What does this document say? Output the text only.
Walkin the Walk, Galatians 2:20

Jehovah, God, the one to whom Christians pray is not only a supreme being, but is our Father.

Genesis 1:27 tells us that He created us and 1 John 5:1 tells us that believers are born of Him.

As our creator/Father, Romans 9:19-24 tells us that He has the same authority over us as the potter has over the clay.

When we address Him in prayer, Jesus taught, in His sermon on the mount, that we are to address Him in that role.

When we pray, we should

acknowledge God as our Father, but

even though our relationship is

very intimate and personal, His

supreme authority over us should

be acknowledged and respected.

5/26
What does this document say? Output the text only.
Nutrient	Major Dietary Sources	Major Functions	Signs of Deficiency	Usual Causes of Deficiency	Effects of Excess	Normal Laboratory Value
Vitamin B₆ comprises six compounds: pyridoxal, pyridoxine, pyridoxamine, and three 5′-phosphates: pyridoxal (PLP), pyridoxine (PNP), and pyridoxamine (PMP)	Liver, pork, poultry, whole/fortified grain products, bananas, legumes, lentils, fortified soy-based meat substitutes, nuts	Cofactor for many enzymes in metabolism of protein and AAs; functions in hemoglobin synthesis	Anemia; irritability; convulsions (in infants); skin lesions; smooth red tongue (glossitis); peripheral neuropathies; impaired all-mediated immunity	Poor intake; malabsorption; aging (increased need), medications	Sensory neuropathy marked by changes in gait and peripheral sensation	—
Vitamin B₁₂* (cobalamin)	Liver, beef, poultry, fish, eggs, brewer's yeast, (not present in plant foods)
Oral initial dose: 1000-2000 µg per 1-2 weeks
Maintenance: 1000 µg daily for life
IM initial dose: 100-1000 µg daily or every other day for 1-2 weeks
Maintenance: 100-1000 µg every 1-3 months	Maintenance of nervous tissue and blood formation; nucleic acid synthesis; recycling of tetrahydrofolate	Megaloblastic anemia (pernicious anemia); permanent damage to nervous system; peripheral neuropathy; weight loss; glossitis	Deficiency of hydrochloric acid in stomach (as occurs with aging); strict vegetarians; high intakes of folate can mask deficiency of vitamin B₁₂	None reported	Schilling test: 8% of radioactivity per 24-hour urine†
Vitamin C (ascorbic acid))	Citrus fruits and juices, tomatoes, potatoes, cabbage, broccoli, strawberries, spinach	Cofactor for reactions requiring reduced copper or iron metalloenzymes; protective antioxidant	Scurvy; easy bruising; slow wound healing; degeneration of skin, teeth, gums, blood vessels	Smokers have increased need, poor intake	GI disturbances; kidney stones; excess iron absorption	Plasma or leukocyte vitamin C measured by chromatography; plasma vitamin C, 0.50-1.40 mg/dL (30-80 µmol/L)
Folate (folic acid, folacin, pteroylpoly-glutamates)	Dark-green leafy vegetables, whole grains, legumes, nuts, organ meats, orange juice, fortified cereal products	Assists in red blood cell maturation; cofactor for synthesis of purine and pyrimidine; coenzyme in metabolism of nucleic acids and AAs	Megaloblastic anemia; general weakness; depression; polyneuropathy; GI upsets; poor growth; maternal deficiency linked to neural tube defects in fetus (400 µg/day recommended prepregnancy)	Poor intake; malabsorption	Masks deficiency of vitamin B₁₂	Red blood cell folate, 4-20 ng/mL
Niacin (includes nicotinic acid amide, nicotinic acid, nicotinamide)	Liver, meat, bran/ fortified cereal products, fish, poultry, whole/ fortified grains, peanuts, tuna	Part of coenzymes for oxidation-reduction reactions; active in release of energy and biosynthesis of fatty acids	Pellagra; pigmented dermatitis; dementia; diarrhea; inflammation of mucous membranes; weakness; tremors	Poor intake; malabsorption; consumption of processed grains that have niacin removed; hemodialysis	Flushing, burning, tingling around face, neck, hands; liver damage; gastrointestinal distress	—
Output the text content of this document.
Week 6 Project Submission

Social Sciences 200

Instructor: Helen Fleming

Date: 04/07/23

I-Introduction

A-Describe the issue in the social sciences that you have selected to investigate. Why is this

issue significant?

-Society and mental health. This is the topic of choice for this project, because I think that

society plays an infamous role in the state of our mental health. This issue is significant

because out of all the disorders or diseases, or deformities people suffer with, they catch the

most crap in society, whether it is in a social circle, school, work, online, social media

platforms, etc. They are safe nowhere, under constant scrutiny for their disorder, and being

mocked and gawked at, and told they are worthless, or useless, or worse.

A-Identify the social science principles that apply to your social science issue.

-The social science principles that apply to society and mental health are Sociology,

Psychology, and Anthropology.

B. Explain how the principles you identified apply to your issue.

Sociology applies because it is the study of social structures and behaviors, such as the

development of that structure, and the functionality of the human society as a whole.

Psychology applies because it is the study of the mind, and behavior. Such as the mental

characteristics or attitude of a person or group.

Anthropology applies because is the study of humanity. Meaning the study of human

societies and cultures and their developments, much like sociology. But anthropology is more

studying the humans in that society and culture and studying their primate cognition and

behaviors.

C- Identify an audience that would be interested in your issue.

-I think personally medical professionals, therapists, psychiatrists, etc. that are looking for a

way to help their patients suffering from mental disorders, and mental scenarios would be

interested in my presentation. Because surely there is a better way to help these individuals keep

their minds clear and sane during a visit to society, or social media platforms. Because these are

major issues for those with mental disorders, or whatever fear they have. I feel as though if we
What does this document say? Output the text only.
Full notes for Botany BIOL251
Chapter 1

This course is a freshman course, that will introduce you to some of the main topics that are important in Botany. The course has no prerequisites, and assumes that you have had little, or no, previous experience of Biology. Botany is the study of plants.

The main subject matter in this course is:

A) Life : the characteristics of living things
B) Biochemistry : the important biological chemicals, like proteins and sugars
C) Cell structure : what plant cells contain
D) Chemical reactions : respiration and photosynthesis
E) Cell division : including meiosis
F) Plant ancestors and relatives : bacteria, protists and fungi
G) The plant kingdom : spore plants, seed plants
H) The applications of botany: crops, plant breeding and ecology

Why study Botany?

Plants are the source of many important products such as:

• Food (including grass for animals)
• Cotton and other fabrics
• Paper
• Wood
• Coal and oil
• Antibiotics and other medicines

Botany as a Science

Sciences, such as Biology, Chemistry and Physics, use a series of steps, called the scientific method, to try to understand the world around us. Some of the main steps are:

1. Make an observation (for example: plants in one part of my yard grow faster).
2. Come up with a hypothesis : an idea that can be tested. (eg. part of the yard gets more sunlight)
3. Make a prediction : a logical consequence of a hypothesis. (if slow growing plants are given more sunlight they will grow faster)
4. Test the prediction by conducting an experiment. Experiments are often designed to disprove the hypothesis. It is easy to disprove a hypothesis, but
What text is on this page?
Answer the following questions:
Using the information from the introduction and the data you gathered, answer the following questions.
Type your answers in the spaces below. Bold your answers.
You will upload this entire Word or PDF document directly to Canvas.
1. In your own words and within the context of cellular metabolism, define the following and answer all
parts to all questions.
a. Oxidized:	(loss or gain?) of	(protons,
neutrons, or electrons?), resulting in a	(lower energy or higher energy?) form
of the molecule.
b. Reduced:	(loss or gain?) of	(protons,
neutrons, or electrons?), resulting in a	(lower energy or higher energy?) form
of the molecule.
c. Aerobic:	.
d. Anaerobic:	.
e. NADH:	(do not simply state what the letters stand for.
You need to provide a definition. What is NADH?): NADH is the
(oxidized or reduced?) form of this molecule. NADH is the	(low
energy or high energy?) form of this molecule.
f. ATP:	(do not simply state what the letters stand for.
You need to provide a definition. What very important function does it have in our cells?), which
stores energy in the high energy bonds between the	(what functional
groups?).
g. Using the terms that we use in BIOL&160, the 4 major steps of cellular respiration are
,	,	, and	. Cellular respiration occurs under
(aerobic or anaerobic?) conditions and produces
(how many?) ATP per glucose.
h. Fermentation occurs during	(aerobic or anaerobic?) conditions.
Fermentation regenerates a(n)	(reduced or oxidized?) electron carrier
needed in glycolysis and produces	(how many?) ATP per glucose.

##############################

Each record above must be given again exactly.

◆ RESULT OF THE TASK
What does this document say? Output the text only.
Walkin the Walk, Galatians 2:20

Jehovah, God, the one to whom Christians pray is not only a supreme being, but is our Father.

Genesis 1:27 tells us that He created us and 1 John 5:1 tells us that believers are born of Him.

As our creator/Father, Romans 9:19-24 tells us that He has the same authority over us as the potter has over the clay.

When we address Him in prayer, Jesus taught, in His sermon on the mount, that we are to address Him in that role.

When we pray, we should

acknowledge God as our Father, but

even though our relationship is

very intimate and personal, His

supreme authority over us should

be acknowledged and respected.

5/26
What does this document say? Output the text only.
Nutrient	Major Dietary Sources	Major Functions	Signs of Deficiency	Usual Causes of Deficiency	Effects of Excess	Normal Laboratory Value
Vitamin B₆ comprises six compounds: pyridoxal, pyridoxine, pyridoxamine, and three 5′-phosphates: pyridoxal (PLP), pyridoxine (PNP), and pyridoxamine (PMP)	Liver, pork, poultry, whole/fortified grain products, bananas, legumes, lentils, fortified soy-based meat substitutes, nuts	Cofactor for many enzymes in metabolism of protein and AAs; functions in hemoglobin synthesis	Anemia; irritability; convulsions (in infants); skin lesions; smooth red tongue (glossitis); peripheral neuropathies; impaired all-mediated immunity	Poor intake; malabsorption; aging (increased need), medications	Sensory neuropathy marked by changes in gait and peripheral sensation	—
Vitamin B₁₂* (cobalamin)	Liver, beef, poultry, fish, eggs, brewer's yeast, (not present in plant foods)
Oral initial dose: 1000-2000 µg per 1-2 weeks
Maintenance: 1000 µg daily for life
IM initial dose: 100-1000 µg daily or every other day for 1-2 weeks
Maintenance: 100-1000 µg every 1-3 months	Maintenance of nervous tissue and blood formation; nucleic acid synthesis; recycling of tetrahydrofolate	Megaloblastic anemia (pernicious anemia); permanent damage to nervous system; peripheral neuropathy; weight loss; glossitis	Deficiency of hydrochloric acid in stomach (as occurs with aging); strict vegetarians; high intakes of folate can mask deficiency of vitamin B₁₂	None reported	Schilling test: 8% of radioactivity per 24-hour urine†
Vitamin C (ascorbic acid))	Citrus fruits and juices, tomatoes, potatoes, cabbage, broccoli, strawberries, spinach	Cofactor for reactions requiring reduced copper or iron metalloenzymes; protective antioxidant	Scurvy; easy bruising; slow wound healing; degeneration of skin, teeth, gums, blood vessels	Smokers have increased need, poor intake	GI disturbances; kidney stones; excess iron absorption	Plasma or leukocyte vitamin C measured by chromatography; plasma vitamin C, 0.50-1.40 mg/dL (30-80 µmol/L)
Folate (folic acid, folacin, pteroylpoly-glutamates)	Dark-green leafy vegetables, whole grains, legumes, nuts, organ meats, orange juice, fortified cereal products	Assists in red blood cell maturation; cofactor for synthesis of purine and pyrimidine; coenzyme in metabolism of nucleic acids and AAs	Megaloblastic anemia; general weakness; depression; polyneuropathy; GI upsets; poor growth; maternal deficiency linked to neural tube defects in fetus (400 µg/day recommended prepregnancy)	Poor intake; malabsorption	Masks deficiency of vitamin B₁₂	Red blood cell folate, 4-20 ng/mL
Niacin (includes nicotinic acid amide, nicotinic acid, nicotinamide)	Liver, meat, bran/ fortified cereal products, fish, poultry, whole/ fortified grains, peanuts, tuna	Part of coenzymes for oxidation-reduction reactions; active in release of energy and biosynthesis of fatty acids	Pellagra; pigmented dermatitis; dementia; diarrhea; inflammation of mucous membranes; weakness; tremors	Poor intake; malabsorption; consumption of processed grains that have niacin removed; hemodialysis	Flushing, burning, tingling around face, neck, hands; liver damage; gastrointestinal distress	—
Output the text content of this document.
Week 6 Project Submission

Social Sciences 200

Instructor: Helen Fleming

Date: 04/07/23

I-Introduction

A-Describe the issue in the social sciences that you have selected to investigate. Why is this

issue significant?

-Society and mental health. This is the topic of choice for this project, because I think that

society plays an infamous role in the state of our mental health. This issue is significant

because out of all the disorders or diseases, or deformities people suffer with, they catch the

most crap in society, whether it is in a social circle, school, work, online, social media

platforms, etc. They are safe nowhere, under constant scrutiny for their disorder, and being

mocked and gawked at, and told they are worthless, or useless, or worse.

A-Identify the social science principles that apply to your social science issue.

-The social science principles that apply to society and mental health are Sociology,

Psychology, and Anthropology.

B. Explain how the principles you identified apply to your issue.

Sociology applies because it is the study of social structures and behaviors, such as the

development of that structure, and the functionality of the human society as a whole.

Psychology applies because it is the study of the mind, and behavior. Such as the mental

characteristics or attitude of a person or group.

Anthropology applies because is the study of humanity. Meaning the study of human

societies and cultures and their developments, much like sociology. But anthropology is more

studying the humans in that society and culture and studying their primate cognition and

behaviors.

C- Identify an audience that would be interested in your issue.

-I think personally medical professionals, therapists, psychiatrists, etc. that are looking for a

way to help their patients suffering from mental disorders, and mental scenarios would be

interested in my presentation. Because surely there is a better way to help these individuals keep

their minds clear and sane during a visit to society, or social media platforms. Because these are

major issues for those with mental disorders, or whatever fear they have. I feel as though if we
What does this document say? Output the text only.
Full notes for Botany BIOL251
Chapter 1

This course is a freshman course, that will introduce you to some of the main topics that are important in Botany. The course has no prerequisites, and assumes that you have had little, or no, previous experience of Biology. Botany is the study of plants.

The main subject matter in this course is:

A) Life : the characteristics of living things
B) Biochemistry : the important biological chemicals, like proteins and sugars
C) Cell structure : what plant cells contain
D) Chemical reactions : respiration and photosynthesis
E) Cell division : including meiosis
F) Plant ancestors and relatives : bacteria, protists and fungi
G) The plant kingdom : spore plants, seed plants
H) The applications of botany: crops, plant breeding and ecology

Why study Botany?

Plants are the source of many important products such as:

• Food (including grass for animals)
• Cotton and other fabrics
• Paper
• Wood
• Coal and oil
• Antibiotics and other medicines

Botany as a Science

Sciences, such as Biology, Chemistry and Physics, use a series of steps, called the scientific method, to try to understand the world around us. Some of the main steps are:

1. Make an observation (for example: plants in one part of my yard grow faster).
2. Come up with a hypothesis : an idea that can be tested. (eg. part of the yard gets more sunlight)
3. Make a prediction : a logical consequence of a hypothesis. (if slow growing plants are given more sunlight they will grow faster)
4. Test the prediction by conducting an experiment. Experiments are often designed to disprove the hypothesis. It is easy to disprove a hypothesis, but
What text is on this page?
Answer the following questions:
Using the information from the introduction and the data you gathered, answer the following questions.
Type your answers in the spaces below. Bold your answers.
You will upload this entire Word or PDF document directly to Canvas.
1. In your own words and within the context of cellular metabolism, define the following and answer all
parts to all questions.
a. Oxidized:	(loss or gain?) of	(protons,
neutrons, or electrons?), resulting in a	(lower energy or higher energy?) form
of the molecule.
b. Reduced:	(loss or gain?) of	(protons,
neutrons, or electrons?), resulting in a	(lower energy or higher energy?) form
of the molecule.
c. Aerobic:	.
d. Anaerobic:	.
e. NADH:	(do not simply state what the letters stand for.
You need to provide a definition. What is NADH?): NADH is the
(oxidized or reduced?) form of this molecule. NADH is the	(low
energy or high energy?) form of this molecule.
f. ATP:	(do not simply state what the letters stand for.
You need to provide a definition. What very important function does it have in our cells?), which
stores energy in the high energy bonds between the	(what functional
groups?).
g. Using the terms that we use in BIOL&160, the 4 major steps of cellular respiration are
,	,	, and	. Cellular respiration occurs under
(aerobic or anaerobic?) conditions and produces
(how many?) ATP per glucose.
h. Fermentation occurs during	(aerobic or anaerobic?) conditions.
Fermentation regenerates a(n)	(reduced or oxidized?) electron carrier
needed in glycolysis and produces	(how many?) ATP per glucose.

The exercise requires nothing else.